━━━━━ Records supplied

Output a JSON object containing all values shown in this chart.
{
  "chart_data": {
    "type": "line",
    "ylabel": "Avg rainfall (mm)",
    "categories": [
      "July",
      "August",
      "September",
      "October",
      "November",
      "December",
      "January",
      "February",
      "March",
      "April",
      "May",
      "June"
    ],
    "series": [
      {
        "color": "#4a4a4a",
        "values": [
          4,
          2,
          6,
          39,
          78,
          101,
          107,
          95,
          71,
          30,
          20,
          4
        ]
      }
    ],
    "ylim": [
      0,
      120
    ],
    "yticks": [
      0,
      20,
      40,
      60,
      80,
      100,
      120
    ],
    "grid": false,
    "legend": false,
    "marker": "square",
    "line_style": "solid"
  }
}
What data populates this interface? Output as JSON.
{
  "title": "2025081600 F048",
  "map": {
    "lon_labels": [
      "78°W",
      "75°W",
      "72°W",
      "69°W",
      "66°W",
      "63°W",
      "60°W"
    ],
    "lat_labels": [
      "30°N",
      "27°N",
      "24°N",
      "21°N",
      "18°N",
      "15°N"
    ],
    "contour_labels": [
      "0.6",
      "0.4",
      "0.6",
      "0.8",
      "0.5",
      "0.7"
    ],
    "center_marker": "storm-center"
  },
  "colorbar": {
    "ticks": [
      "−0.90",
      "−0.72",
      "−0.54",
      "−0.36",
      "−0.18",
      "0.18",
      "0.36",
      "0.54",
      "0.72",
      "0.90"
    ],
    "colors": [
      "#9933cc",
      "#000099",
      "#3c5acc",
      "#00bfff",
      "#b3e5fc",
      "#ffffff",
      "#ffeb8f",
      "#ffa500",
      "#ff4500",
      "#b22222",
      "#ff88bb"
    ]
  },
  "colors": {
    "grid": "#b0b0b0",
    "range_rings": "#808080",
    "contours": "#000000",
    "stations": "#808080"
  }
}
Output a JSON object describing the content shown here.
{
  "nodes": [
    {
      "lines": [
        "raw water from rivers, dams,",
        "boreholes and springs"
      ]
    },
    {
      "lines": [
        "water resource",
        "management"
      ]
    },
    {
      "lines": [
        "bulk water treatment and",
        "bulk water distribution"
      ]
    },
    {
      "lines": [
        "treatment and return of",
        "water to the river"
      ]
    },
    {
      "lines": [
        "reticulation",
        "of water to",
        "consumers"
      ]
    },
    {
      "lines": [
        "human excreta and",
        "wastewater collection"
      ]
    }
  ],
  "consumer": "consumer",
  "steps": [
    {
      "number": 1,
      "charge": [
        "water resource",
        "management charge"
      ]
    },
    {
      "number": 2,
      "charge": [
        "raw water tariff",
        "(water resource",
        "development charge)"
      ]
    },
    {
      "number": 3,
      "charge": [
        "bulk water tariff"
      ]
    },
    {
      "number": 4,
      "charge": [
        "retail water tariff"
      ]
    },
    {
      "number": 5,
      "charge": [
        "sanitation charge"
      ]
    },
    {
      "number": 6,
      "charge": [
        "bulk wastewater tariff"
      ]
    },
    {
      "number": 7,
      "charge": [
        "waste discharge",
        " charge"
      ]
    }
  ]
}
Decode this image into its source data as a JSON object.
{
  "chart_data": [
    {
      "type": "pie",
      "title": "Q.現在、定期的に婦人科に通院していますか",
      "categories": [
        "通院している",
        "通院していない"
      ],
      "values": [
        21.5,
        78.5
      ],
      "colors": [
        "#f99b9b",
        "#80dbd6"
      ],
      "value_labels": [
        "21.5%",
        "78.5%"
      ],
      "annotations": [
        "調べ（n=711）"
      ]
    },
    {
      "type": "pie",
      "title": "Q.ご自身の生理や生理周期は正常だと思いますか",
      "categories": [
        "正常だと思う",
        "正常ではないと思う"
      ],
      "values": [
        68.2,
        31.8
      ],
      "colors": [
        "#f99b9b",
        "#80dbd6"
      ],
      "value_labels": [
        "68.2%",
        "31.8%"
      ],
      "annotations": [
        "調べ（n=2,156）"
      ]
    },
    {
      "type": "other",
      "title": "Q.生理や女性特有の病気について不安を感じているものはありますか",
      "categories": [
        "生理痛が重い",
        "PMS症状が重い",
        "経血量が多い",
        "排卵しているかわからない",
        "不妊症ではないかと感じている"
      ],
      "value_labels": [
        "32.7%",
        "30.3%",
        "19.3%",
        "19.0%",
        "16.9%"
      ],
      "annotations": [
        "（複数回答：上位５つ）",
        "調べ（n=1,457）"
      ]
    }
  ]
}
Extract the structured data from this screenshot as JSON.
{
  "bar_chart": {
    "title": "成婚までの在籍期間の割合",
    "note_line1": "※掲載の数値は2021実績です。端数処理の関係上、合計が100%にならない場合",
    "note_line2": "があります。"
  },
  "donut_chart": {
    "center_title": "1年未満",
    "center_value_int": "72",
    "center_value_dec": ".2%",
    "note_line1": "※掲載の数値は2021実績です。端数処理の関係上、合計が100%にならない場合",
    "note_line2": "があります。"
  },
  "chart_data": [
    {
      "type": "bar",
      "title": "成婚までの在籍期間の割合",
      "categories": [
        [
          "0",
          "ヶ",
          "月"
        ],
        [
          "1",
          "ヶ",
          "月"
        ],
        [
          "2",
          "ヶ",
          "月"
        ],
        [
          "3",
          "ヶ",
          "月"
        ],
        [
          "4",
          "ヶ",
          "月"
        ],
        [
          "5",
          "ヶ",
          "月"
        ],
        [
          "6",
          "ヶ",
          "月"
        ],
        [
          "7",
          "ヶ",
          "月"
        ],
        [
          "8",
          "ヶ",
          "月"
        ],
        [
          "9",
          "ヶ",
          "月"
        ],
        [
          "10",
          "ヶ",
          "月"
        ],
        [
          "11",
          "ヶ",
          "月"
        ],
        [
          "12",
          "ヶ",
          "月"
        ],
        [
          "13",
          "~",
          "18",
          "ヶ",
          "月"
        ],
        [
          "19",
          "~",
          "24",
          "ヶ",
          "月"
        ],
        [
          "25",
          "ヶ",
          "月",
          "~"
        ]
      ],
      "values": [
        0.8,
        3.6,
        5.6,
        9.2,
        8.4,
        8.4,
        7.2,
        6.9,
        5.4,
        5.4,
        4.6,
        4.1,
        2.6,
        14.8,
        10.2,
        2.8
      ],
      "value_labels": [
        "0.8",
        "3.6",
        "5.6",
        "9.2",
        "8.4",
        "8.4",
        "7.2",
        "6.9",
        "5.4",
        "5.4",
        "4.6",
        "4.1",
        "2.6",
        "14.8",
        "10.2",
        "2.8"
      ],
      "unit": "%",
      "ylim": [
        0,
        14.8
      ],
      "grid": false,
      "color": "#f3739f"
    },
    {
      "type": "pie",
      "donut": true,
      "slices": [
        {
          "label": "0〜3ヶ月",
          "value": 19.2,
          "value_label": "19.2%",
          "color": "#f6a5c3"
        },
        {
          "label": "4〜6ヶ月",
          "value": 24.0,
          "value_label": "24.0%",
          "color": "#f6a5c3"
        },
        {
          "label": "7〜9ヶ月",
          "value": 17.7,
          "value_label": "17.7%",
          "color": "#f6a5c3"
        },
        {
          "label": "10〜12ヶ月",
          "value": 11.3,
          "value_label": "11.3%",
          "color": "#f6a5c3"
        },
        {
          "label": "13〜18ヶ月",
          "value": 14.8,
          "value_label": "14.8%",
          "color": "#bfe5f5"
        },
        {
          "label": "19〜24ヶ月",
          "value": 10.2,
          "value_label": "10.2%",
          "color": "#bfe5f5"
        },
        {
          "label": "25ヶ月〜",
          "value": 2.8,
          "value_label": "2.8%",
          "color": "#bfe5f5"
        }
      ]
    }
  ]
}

━━━━━━━━━━

Short problem:
Filter the records above for "this" and copy every matching line.

Completed exercise:
Output a JSON object containing all values shown in this chart.
What data populates this interface? Output as JSON.
Decode this image into its source data as a JSON object.
Extract the structured data from this screenshot as JSON.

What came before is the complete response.